==== Records for the exercise ====
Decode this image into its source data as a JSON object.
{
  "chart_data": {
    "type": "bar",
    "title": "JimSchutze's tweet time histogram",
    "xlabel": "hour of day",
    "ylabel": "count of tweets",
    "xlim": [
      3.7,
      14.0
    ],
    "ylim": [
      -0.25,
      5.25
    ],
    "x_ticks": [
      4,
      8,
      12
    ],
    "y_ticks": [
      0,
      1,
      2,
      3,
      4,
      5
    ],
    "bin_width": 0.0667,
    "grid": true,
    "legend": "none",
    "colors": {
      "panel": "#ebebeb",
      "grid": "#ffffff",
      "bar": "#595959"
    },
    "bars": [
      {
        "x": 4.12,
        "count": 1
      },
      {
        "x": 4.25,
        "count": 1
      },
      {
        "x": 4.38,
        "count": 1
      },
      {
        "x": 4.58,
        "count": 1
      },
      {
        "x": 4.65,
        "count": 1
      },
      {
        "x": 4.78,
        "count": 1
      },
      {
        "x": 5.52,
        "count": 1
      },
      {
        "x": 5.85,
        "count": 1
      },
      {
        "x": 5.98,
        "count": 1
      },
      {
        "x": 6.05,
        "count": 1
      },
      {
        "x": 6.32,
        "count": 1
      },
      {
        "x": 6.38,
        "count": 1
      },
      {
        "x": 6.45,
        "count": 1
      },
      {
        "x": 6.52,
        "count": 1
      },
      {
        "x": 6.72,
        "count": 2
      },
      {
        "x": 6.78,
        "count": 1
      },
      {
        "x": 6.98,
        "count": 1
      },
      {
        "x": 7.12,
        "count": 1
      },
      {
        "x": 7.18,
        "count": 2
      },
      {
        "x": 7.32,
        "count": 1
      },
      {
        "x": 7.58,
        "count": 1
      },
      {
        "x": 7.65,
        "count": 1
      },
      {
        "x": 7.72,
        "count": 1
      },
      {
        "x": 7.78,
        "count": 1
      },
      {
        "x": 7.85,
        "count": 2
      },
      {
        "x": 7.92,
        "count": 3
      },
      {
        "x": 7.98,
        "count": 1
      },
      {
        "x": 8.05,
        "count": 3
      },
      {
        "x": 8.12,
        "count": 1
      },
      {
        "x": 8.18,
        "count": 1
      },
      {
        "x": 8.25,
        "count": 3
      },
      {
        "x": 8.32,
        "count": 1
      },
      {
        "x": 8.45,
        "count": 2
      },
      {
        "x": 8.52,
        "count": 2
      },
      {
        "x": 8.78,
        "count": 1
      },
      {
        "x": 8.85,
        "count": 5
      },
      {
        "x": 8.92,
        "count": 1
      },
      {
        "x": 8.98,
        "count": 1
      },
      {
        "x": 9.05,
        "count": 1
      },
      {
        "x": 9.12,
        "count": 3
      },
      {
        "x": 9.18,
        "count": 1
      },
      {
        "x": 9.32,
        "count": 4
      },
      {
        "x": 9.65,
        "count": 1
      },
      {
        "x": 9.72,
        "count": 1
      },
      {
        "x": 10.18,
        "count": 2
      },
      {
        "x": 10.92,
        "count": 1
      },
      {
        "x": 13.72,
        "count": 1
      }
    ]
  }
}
====
Problem description:
Transcribe the data. Leave every line exactly as it is.

Output below:
Decode this image into its source data as a JSON object.
{
  "chart_data": {
    "type": "bar",
    "title": "JimSchutze's tweet time histogram",
    "xlabel": "hour of day",
    "ylabel": "count of tweets",
    "xlim": [
      3.7,
      14.0
    ],
    "ylim": [
      -0.25,
      5.25
    ],
    "x_ticks": [
      4,
      8,
      12
    ],
    "y_ticks": [
      0,
      1,
      2,
      3,
      4,
      5
    ],
    "bin_width": 0.0667,
    "grid": true,
    "legend": "none",
    "colors": {
      "panel": "#ebebeb",
      "grid": "#ffffff",
      "bar": "#595959"
    },
    "bars": [
      {
        "x": 4.12,
        "count": 1
      },
      {
        "x": 4.25,
        "count": 1
      },
      {
        "x": 4.38,
        "count": 1
      },
      {
        "x": 4.58,
        "count": 1
      },
      {
        "x": 4.65,
        "count": 1
      },
      {
        "x": 4.78,
        "count": 1
      },
      {
        "x": 5.52,
        "count": 1
      },
      {
        "x": 5.85,
        "count": 1
      },
      {
        "x": 5.98,
        "count": 1
      },
      {
        "x": 6.05,
        "count": 1
      },
      {
        "x": 6.32,
        "count": 1
      },
      {
        "x": 6.38,
        "count": 1
      },
      {
        "x": 6.45,
        "count": 1
      },
      {
        "x": 6.52,
        "count": 1
      },
      {
        "x": 6.72,
        "count": 2
      },
      {
        "x": 6.78,
        "count": 1
      },
      {
        "x": 6.98,
        "count": 1
      },
      {
        "x": 7.12,
        "count": 1
      },
      {
        "x": 7.18,
        "count": 2
      },
      {
        "x": 7.32,
        "count": 1
      },
      {
        "x": 7.58,
        "count": 1
      },
      {
        "x": 7.65,
        "count": 1
      },
      {
        "x": 7.72,
        "count": 1
      },
      {
        "x": 7.78,
        "count": 1
      },
      {
        "x": 7.85,
        "count": 2
      },
      {
        "x": 7.92,
        "count": 3
      },
      {
        "x": 7.98,
        "count": 1
      },
      {
        "x": 8.05,
        "count": 3
      },
      {
        "x": 8.12,
        "count": 1
      },
      {
        "x": 8.18,
        "count": 1
      },
      {
        "x": 8.25,
        "count": 3
      },
      {
        "x": 8.32,
        "count": 1
      },
      {
        "x": 8.45,
        "count": 2
      },
      {
        "x": 8.52,
        "count": 2
      },
      {
        "x": 8.78,
        "count": 1
      },
      {
        "x": 8.85,
        "count": 5
      },
      {
        "x": 8.92,
        "count": 1
      },
      {
        "x": 8.98,
        "count": 1
      },
      {
        "x": 9.05,
        "count": 1
      },
      {
        "x": 9.12,
        "count": 3
      },
      {
        "x": 9.18,
        "count": 1
      },
      {
        "x": 9.32,
        "count": 4
      },
      {
        "x": 9.65,
        "count": 1
      },
      {
        "x": 9.72,
        "count": 1
      },
      {
        "x": 10.18,
        "count": 2
      },
      {
        "x": 10.92,
        "count": 1
      },
      {
        "x": 13.72,
        "count": 1
      }
    ]
  }
}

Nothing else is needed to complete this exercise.